start

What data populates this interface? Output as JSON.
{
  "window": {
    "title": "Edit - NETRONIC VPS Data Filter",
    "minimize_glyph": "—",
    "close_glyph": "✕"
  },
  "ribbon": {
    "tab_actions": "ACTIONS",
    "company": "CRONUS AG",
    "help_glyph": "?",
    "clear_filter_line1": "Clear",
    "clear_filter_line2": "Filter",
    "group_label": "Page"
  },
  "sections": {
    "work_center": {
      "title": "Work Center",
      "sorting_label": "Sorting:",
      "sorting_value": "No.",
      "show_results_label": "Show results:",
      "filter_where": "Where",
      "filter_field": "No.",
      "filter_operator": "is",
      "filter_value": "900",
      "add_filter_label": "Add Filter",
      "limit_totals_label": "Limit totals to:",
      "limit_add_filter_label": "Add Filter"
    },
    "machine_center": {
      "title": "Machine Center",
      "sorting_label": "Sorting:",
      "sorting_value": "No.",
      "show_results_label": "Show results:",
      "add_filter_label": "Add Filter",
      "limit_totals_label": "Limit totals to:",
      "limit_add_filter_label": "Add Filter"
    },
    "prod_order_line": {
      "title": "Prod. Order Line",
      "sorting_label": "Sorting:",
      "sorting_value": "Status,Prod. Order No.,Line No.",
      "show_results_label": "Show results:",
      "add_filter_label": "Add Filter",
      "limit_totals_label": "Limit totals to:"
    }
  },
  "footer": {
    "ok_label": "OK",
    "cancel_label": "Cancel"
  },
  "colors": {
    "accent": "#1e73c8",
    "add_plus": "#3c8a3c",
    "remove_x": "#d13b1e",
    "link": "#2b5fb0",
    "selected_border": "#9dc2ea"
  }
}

end

■ PROBLEM REQUIREMENTS ■
Restate the data above word for word, please.

■ WRITTEN ANSWER ■
What data populates this interface? Output as JSON.
{
  "window": {
    "title": "Edit - NETRONIC VPS Data Filter",
    "minimize_glyph": "—",
    "close_glyph": "✕"
  },
  "ribbon": {
    "tab_actions": "ACTIONS",
    "company": "CRONUS AG",
    "help_glyph": "?",
    "clear_filter_line1": "Clear",
    "clear_filter_line2": "Filter",
    "group_label": "Page"
  },
  "sections": {
    "work_center": {
      "title": "Work Center",
      "sorting_label": "Sorting:",
      "sorting_value": "No.",
      "show_results_label": "Show results:",
      "filter_where": "Where",
      "filter_field": "No.",
      "filter_operator": "is",
      "filter_value": "900",
      "add_filter_label": "Add Filter",
      "limit_totals_label": "Limit totals to:",
      "limit_add_filter_label": "Add Filter"
    },
    "machine_center": {
      "title": "Machine Center",
      "sorting_label": "Sorting:",
      "sorting_value": "No.",
      "show_results_label": "Show results:",
      "add_filter_label": "Add Filter",
      "limit_totals_label": "Limit totals to:",
      "limit_add_filter_label": "Add Filter"
    },
    "prod_order_line": {
      "title": "Prod. Order Line",
      "sorting_label": "Sorting:",
      "sorting_value": "Status,Prod. Order No.,Line No.",
      "show_results_label": "Show results:",
      "add_filter_label": "Add Filter",
      "limit_totals_label": "Limit totals to:"
    }
  },
  "footer": {
    "ok_label": "OK",
    "cancel_label": "Cancel"
  },
  "colors": {
    "accent": "#1e73c8",
    "add_plus": "#3c8a3c",
    "remove_x": "#d13b1e",
    "link": "#2b5fb0",
    "selected_border": "#9dc2ea"
  }
}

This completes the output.